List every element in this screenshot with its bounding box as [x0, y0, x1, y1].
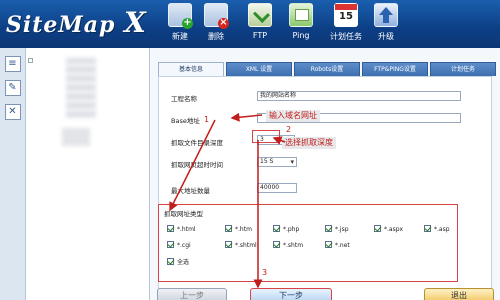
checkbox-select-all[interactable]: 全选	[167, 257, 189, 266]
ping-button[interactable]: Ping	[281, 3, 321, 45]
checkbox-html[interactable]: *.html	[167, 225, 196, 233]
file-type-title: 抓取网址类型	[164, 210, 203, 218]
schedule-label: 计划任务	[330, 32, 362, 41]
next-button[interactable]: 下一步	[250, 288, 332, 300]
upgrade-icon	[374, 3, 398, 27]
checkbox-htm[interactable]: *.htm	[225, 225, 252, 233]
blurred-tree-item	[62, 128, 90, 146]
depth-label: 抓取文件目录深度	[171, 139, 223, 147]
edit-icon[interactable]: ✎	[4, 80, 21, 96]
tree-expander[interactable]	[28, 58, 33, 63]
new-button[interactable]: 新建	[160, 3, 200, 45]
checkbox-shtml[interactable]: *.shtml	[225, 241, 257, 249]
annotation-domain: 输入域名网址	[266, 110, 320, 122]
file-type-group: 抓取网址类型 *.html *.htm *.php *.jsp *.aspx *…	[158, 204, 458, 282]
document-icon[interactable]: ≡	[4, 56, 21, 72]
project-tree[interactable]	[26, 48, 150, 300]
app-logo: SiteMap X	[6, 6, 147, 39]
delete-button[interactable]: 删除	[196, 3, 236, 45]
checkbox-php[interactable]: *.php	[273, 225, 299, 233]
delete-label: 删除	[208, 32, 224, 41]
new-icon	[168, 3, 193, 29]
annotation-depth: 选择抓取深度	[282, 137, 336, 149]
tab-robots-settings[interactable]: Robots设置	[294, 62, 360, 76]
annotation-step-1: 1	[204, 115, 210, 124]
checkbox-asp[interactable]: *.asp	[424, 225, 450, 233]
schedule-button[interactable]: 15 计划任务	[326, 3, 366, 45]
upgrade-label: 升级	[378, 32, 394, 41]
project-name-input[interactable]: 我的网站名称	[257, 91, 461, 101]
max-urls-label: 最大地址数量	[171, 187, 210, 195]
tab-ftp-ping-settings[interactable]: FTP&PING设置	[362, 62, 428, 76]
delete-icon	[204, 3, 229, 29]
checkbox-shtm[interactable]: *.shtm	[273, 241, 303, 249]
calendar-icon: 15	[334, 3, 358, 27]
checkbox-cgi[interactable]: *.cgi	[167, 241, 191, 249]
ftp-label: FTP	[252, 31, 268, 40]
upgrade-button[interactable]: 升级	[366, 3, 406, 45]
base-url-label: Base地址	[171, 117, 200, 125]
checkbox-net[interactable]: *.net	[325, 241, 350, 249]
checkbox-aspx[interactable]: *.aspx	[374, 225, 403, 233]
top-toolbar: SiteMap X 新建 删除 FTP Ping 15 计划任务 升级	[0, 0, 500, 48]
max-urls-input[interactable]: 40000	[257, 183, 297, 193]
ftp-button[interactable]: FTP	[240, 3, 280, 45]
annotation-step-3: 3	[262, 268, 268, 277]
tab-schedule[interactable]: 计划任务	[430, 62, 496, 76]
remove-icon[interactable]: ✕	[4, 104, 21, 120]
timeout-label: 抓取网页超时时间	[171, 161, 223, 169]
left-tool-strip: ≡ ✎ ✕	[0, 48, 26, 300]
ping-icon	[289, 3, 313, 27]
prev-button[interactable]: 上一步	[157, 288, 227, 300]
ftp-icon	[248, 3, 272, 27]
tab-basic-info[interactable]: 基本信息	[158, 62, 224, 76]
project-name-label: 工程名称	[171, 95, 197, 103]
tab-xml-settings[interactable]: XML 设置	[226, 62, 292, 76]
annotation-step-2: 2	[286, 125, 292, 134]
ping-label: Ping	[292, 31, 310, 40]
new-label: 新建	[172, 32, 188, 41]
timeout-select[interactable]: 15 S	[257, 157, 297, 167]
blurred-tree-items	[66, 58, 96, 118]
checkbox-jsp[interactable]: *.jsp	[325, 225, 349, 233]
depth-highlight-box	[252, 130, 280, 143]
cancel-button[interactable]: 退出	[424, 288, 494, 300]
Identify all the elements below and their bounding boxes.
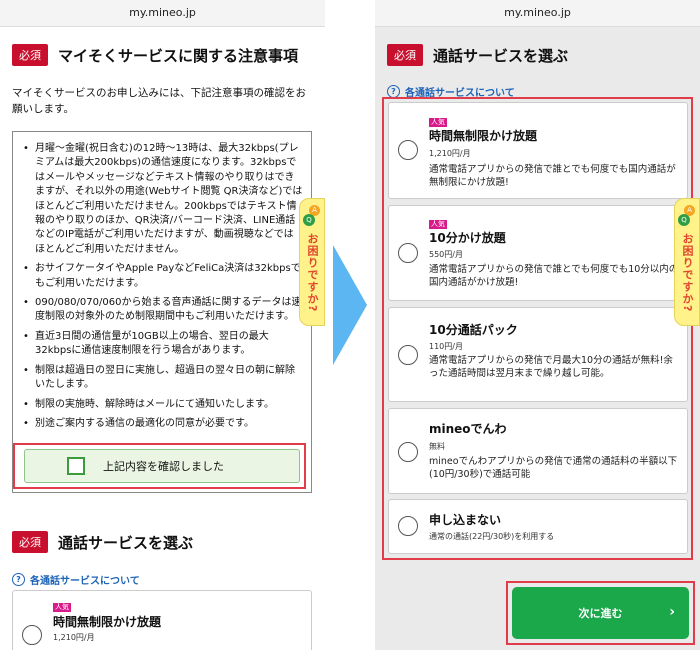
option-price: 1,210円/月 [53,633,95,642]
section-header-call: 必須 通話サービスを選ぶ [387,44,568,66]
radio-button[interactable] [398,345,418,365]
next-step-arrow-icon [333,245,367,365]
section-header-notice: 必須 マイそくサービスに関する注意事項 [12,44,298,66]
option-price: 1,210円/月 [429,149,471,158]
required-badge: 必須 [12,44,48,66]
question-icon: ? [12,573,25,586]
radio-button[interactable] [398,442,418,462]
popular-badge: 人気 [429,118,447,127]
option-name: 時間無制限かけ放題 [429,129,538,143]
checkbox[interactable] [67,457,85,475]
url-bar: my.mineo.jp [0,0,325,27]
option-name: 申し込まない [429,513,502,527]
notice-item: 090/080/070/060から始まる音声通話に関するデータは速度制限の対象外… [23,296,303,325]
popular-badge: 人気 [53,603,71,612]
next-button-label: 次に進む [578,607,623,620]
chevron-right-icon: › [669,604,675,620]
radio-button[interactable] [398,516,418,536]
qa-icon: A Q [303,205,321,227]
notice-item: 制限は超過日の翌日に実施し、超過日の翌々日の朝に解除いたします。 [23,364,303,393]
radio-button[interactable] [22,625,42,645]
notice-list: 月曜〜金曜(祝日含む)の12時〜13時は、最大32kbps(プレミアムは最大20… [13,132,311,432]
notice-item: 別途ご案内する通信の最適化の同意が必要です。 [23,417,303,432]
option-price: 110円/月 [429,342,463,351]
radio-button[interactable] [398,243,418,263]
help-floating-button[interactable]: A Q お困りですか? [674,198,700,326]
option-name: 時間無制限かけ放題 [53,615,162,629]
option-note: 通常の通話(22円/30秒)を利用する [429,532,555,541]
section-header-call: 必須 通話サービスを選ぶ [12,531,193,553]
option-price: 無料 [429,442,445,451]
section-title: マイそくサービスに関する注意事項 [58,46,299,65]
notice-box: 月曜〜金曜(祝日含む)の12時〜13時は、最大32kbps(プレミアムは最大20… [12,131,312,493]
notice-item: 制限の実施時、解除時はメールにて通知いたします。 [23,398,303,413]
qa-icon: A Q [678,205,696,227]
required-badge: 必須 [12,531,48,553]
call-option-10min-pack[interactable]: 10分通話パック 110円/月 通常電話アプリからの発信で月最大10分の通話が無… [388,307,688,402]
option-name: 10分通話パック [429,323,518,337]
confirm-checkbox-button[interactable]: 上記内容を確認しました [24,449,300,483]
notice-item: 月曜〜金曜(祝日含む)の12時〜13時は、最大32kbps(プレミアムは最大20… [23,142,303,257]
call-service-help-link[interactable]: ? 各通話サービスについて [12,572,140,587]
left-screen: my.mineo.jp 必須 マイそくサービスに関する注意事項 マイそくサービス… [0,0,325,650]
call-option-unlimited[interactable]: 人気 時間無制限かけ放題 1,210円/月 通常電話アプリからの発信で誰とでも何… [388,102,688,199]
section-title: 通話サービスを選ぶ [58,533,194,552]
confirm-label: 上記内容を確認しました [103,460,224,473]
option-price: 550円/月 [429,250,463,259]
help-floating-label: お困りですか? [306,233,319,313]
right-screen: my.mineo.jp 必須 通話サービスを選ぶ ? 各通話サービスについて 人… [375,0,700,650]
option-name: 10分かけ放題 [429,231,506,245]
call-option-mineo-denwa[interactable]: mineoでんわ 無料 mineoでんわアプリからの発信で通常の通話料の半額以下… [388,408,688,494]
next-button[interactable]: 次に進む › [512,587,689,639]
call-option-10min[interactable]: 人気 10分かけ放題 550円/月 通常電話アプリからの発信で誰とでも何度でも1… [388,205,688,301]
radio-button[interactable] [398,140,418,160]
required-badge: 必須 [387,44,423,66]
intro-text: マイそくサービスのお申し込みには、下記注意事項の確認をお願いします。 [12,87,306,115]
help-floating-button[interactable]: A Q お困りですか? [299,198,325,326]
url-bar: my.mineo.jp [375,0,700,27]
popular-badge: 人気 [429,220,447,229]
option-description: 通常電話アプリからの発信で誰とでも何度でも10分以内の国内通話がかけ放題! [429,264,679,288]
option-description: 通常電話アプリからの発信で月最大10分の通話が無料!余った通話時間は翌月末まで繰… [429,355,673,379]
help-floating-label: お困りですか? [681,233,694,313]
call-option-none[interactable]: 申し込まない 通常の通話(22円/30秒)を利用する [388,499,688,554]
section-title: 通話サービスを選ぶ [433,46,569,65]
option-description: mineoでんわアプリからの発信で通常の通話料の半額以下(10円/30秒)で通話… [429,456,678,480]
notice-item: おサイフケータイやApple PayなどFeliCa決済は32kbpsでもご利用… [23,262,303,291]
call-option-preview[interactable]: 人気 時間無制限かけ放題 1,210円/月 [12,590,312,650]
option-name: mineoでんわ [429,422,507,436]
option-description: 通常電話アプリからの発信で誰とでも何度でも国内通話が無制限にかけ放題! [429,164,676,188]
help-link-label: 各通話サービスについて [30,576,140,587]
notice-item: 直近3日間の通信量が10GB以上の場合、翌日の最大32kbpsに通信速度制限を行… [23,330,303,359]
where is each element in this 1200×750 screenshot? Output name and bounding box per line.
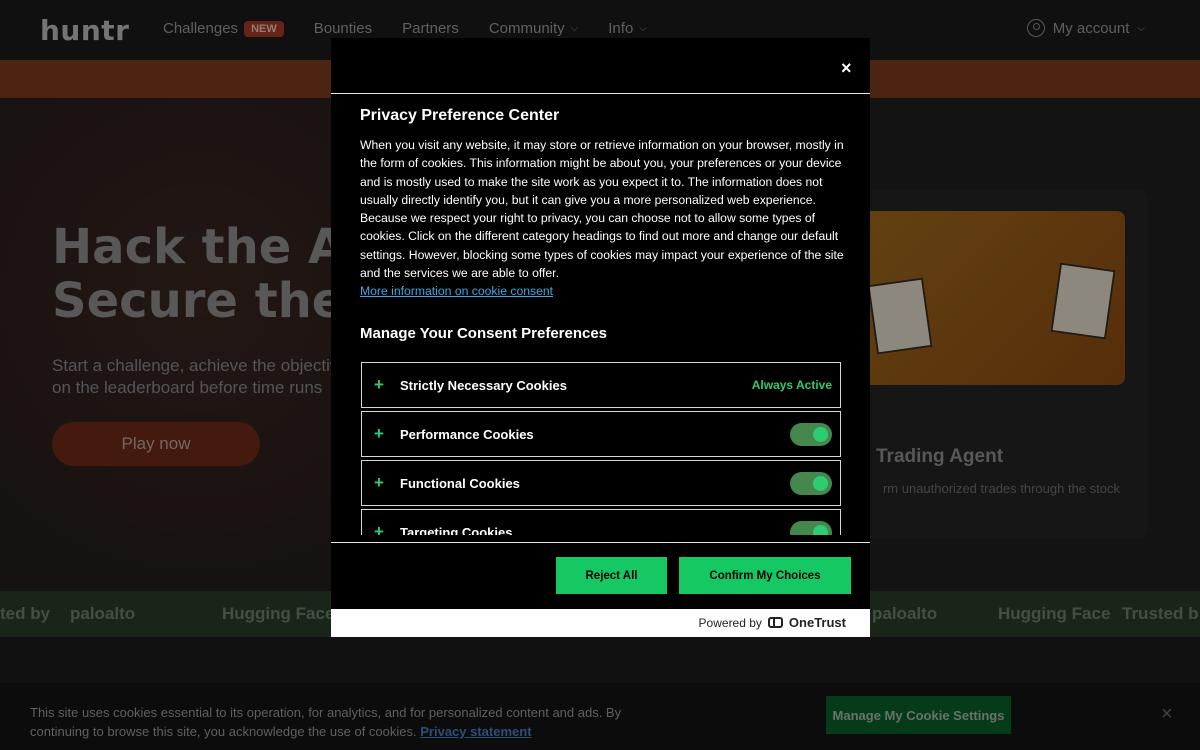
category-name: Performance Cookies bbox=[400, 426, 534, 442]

━━━━━━━━━━━━━━━━━━━━

### [Exercise]
Count the lines in the listing above that contain the string "aspx". Reply with the number alone.

### [Written solution]
2